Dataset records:
· · · ·
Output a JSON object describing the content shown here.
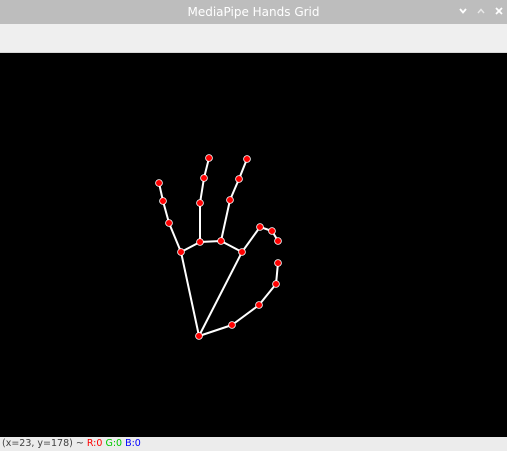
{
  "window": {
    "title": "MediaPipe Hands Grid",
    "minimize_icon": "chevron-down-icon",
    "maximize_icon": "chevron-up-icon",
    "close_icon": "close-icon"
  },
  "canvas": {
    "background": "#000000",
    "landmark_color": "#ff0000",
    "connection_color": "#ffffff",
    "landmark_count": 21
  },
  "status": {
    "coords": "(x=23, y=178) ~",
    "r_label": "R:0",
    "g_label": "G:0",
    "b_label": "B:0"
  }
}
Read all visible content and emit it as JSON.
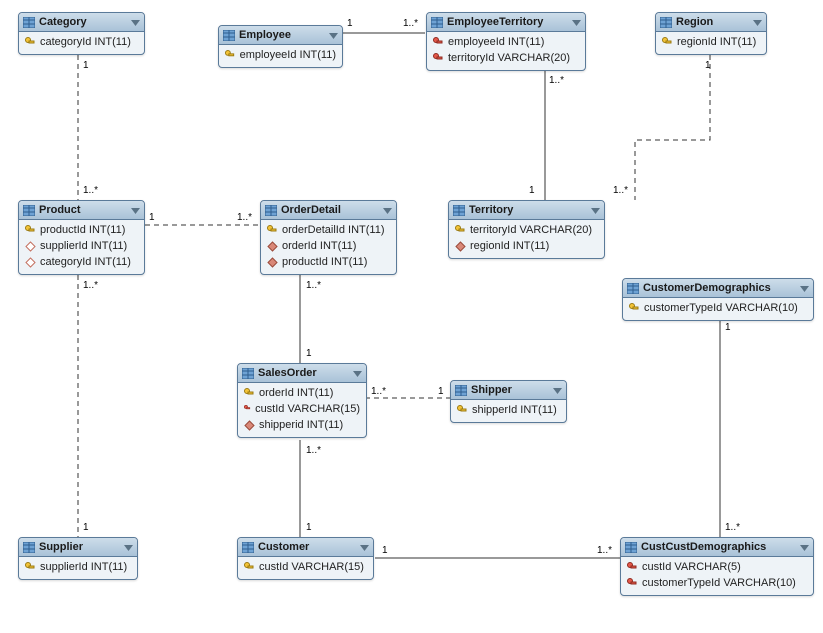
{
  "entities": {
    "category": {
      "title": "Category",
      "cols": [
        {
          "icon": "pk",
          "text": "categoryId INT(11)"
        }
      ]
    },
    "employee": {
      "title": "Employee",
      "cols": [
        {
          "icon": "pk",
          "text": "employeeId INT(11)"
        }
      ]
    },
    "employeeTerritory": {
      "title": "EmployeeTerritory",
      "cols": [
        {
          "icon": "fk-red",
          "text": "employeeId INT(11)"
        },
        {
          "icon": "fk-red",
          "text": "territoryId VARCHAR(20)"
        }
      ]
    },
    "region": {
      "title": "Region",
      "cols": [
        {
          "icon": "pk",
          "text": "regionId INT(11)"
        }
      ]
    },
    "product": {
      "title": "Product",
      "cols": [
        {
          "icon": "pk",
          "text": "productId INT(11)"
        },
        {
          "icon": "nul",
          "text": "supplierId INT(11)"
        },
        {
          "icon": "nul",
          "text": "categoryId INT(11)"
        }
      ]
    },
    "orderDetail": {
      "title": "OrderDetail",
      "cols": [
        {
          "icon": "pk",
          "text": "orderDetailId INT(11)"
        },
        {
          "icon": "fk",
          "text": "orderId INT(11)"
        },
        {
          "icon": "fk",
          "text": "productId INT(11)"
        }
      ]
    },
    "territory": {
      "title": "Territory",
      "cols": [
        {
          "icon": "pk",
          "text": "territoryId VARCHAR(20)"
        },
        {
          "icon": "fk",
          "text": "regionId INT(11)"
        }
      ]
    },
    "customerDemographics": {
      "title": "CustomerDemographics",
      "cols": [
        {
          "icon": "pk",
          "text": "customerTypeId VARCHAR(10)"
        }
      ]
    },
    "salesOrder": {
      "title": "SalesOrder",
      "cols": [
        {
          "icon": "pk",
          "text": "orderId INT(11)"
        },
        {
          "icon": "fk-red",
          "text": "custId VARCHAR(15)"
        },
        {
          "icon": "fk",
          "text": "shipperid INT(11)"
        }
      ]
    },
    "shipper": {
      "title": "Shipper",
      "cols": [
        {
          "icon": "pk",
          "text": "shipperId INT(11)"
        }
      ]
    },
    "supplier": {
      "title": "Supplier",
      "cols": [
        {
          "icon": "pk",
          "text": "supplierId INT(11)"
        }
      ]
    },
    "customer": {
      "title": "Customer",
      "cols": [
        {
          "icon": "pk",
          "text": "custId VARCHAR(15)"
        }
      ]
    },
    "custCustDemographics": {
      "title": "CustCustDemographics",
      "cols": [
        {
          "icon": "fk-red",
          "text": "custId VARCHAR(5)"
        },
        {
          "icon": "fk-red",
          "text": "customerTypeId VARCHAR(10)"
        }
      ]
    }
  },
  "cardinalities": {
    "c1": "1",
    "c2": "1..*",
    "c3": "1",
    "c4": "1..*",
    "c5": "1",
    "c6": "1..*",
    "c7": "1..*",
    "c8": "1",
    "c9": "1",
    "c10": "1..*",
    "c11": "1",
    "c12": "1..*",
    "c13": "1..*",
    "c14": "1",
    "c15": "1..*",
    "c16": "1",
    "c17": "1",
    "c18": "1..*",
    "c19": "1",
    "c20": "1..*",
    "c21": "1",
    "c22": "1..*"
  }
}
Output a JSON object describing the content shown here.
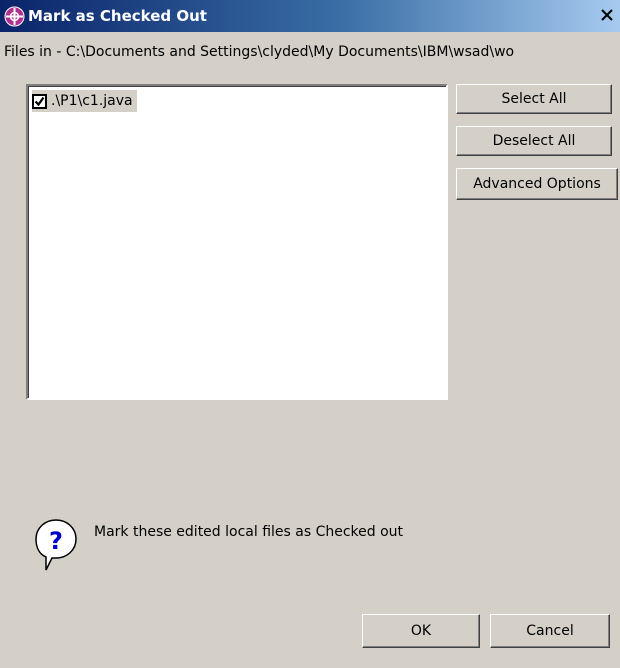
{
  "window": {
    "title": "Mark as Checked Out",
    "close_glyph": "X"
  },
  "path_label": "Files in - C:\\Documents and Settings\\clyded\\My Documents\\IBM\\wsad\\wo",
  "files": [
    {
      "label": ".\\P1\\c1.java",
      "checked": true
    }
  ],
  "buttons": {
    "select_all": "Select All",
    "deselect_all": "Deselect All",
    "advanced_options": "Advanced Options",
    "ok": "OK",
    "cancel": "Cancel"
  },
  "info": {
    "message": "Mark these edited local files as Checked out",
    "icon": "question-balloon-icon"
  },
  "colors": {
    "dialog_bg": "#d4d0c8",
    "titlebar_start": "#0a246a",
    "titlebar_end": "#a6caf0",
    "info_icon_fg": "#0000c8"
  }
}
· · · ·
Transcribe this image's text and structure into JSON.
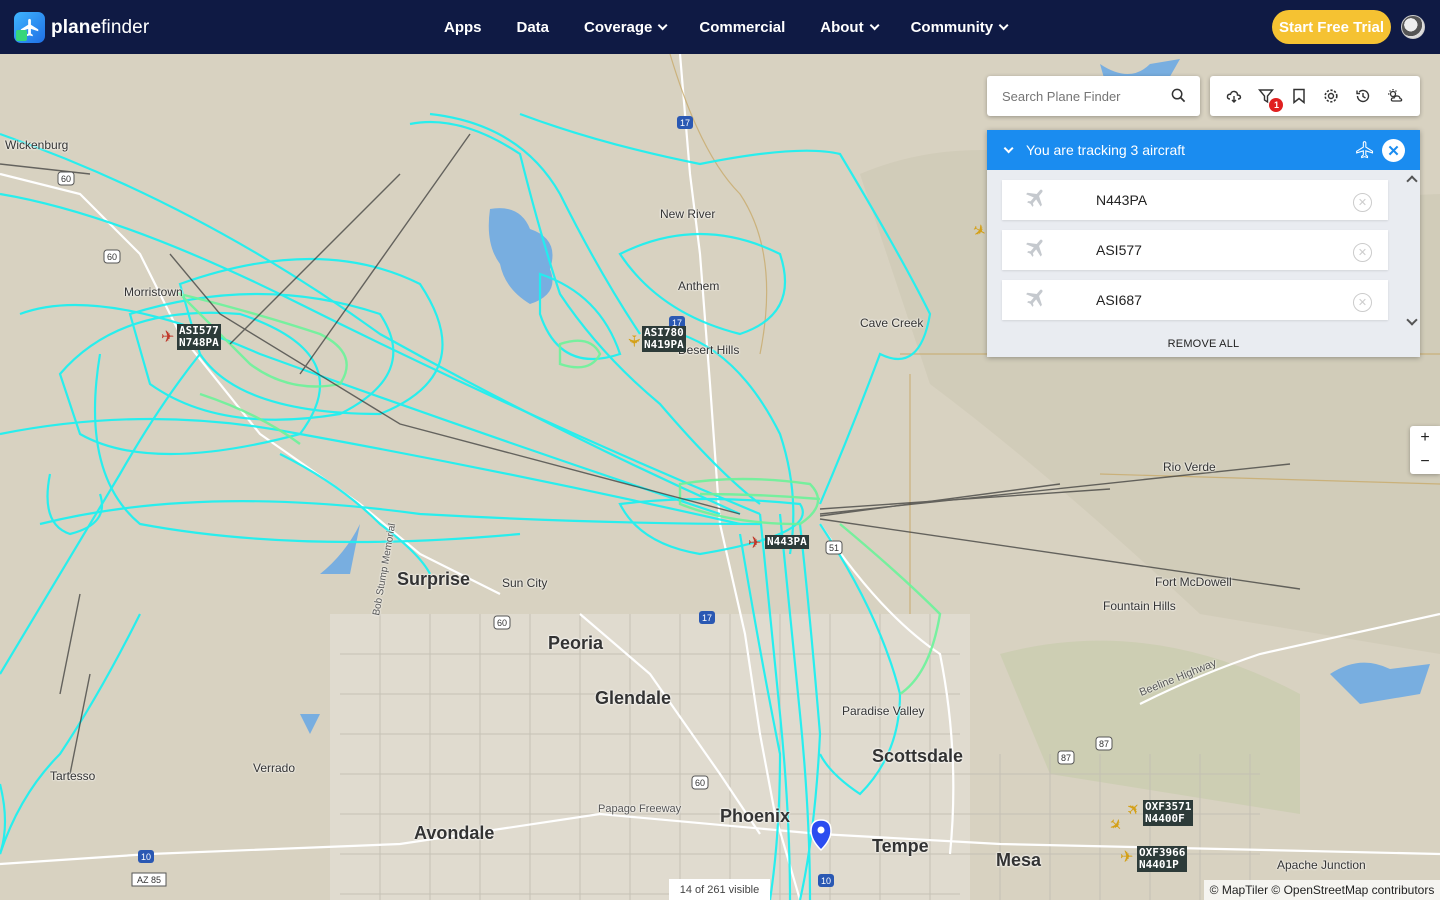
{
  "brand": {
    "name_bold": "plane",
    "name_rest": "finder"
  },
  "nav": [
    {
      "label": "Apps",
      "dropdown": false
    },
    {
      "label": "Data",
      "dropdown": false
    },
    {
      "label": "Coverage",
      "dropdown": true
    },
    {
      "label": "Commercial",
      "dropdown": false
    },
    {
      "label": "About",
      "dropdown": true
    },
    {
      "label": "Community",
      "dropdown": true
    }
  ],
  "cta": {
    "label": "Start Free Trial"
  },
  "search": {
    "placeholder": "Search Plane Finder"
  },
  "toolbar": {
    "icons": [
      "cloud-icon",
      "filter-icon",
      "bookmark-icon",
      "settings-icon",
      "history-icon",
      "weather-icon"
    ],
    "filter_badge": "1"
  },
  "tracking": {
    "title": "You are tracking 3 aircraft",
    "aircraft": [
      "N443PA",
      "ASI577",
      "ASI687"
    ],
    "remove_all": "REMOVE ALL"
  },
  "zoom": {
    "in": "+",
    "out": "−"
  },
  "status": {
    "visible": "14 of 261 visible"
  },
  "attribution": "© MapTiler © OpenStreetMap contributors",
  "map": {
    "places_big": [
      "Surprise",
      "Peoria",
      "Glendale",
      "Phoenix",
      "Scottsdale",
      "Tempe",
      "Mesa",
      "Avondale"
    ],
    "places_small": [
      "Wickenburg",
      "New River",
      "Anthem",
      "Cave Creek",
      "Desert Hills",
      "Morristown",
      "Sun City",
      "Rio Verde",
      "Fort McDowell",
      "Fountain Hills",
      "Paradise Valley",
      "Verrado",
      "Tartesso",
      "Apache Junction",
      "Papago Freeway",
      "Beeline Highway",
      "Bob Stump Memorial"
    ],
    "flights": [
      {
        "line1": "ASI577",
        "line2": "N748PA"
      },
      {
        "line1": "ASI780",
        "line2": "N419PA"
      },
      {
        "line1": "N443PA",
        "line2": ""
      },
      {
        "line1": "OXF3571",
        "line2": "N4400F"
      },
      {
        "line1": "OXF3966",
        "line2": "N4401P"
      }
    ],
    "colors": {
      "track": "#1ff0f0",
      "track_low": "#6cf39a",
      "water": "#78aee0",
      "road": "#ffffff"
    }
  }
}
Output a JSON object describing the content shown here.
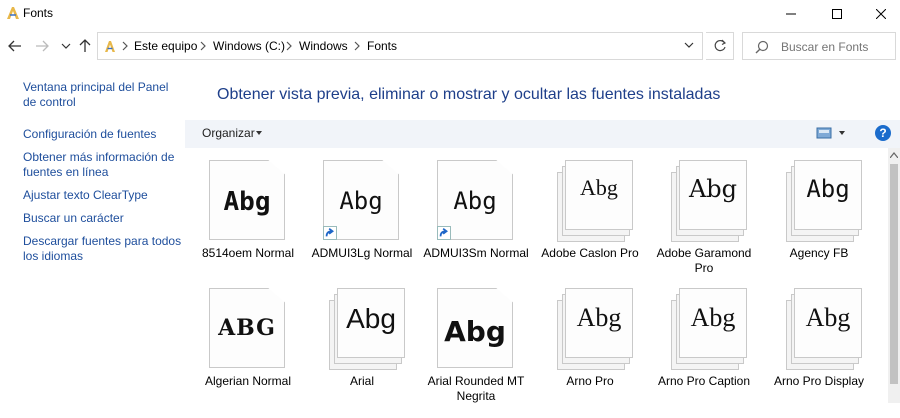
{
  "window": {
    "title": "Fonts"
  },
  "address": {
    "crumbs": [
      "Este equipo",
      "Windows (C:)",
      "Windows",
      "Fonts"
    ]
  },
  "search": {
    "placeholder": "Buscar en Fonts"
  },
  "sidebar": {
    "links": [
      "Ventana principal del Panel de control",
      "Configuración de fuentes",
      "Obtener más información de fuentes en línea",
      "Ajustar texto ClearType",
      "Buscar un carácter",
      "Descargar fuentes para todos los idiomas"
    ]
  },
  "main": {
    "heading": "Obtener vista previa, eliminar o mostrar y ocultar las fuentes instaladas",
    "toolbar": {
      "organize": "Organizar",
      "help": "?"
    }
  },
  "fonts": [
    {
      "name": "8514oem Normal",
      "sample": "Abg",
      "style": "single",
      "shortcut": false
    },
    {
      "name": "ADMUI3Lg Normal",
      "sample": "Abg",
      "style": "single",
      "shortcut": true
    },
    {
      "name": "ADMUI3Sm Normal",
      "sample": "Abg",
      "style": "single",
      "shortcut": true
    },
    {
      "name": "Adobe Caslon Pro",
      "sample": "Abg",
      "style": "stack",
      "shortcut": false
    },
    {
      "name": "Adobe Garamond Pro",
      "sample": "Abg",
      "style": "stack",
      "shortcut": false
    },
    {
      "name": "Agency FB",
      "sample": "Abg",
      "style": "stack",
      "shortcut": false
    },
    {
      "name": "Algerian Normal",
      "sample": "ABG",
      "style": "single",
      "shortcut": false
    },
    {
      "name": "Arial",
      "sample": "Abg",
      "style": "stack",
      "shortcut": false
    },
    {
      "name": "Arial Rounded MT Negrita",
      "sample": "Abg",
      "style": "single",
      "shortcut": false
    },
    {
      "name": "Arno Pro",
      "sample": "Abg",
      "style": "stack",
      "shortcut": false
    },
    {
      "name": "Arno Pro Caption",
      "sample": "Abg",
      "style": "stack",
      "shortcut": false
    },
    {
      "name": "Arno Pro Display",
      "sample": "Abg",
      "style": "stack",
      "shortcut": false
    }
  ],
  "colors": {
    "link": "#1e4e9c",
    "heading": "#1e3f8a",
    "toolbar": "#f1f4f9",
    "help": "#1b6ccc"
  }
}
· · · ·
From the data above, copy each line that has the string "tracking".

RESULT BELOW
  "tracking": {
    "title": "You are tracking 3 aircraft",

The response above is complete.